[Instruction] Could you repeat the records below exactly, leaving out any pictures?

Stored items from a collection
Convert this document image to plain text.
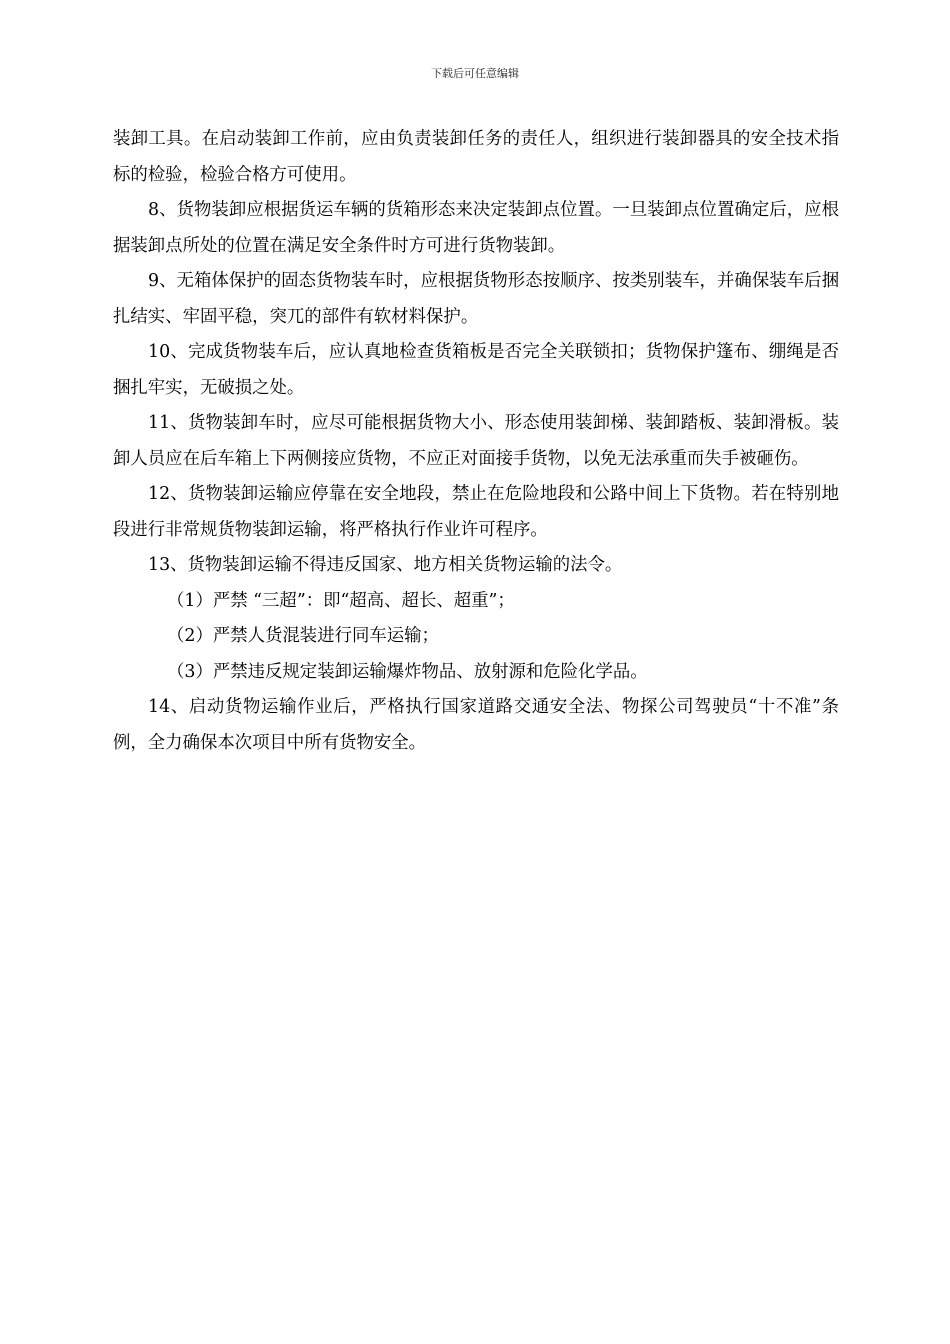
下载后可任意编辑

装卸工具。在启动装卸工作前，应由负责装卸任务的责任人，组织进行装卸器具的安全技术指标的检验，检验合格方可使用。

8、货物装卸应根据货运车辆的货箱形态来决定装卸点位置。一旦装卸点位置确定后，应根据装卸点所处的位置在满足安全条件时方可进行货物装卸。

9、无箱体保护的固态货物装车时，应根据货物形态按顺序、按类别装车，并确保装车后捆扎结实、牢固平稳，突兀的部件有软材料保护。

10、完成货物装车后，应认真地检查货箱板是否完全关联锁扣；货物保护篷布、绷绳是否捆扎牢实，无破损之处。

11、货物装卸车时，应尽可能根据货物大小、形态使用装卸梯、装卸踏板、装卸滑板。装卸人员应在后车箱上下两侧接应货物，不应正对面接手货物，以免无法承重而失手被砸伤。

12、货物装卸运输应停靠在安全地段，禁止在危险地段和公路中间上下货物。若在特别地段进行非常规货物装卸运输，将严格执行作业许可程序。

13、货物装卸运输不得违反国家、地方相关货物运输的法令。

（1）严禁 “三超”：即“超高、超长、超重”；

（2）严禁人货混装进行同车运输；

（3）严禁违反规定装卸运输爆炸物品、放射源和危险化学品。

14、启动货物运输作业后，严格执行国家道路交通安全法、物探公司驾驶员“十不准”条例，全力确保本次项目中所有货物安全。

[Task result]
Convert this document image to plain text.
下载后可任意编辑

装卸工具。在启动装卸工作前，应由负责装卸任务的责任人，组织进行装卸器具的安全技术指标的检验，检验合格方可使用。

8、货物装卸应根据货运车辆的货箱形态来决定装卸点位置。一旦装卸点位置确定后，应根据装卸点所处的位置在满足安全条件时方可进行货物装卸。

9、无箱体保护的固态货物装车时，应根据货物形态按顺序、按类别装车，并确保装车后捆扎结实、牢固平稳，突兀的部件有软材料保护。

10、完成货物装车后，应认真地检查货箱板是否完全关联锁扣；货物保护篷布、绷绳是否捆扎牢实，无破损之处。

11、货物装卸车时，应尽可能根据货物大小、形态使用装卸梯、装卸踏板、装卸滑板。装卸人员应在后车箱上下两侧接应货物，不应正对面接手货物，以免无法承重而失手被砸伤。

12、货物装卸运输应停靠在安全地段，禁止在危险地段和公路中间上下货物。若在特别地段进行非常规货物装卸运输，将严格执行作业许可程序。

13、货物装卸运输不得违反国家、地方相关货物运输的法令。

（1）严禁 “三超”：即“超高、超长、超重”；

（2）严禁人货混装进行同车运输；

（3）严禁违反规定装卸运输爆炸物品、放射源和危险化学品。

14、启动货物运输作业后，严格执行国家道路交通安全法、物探公司驾驶员“十不准”条例，全力确保本次项目中所有货物安全。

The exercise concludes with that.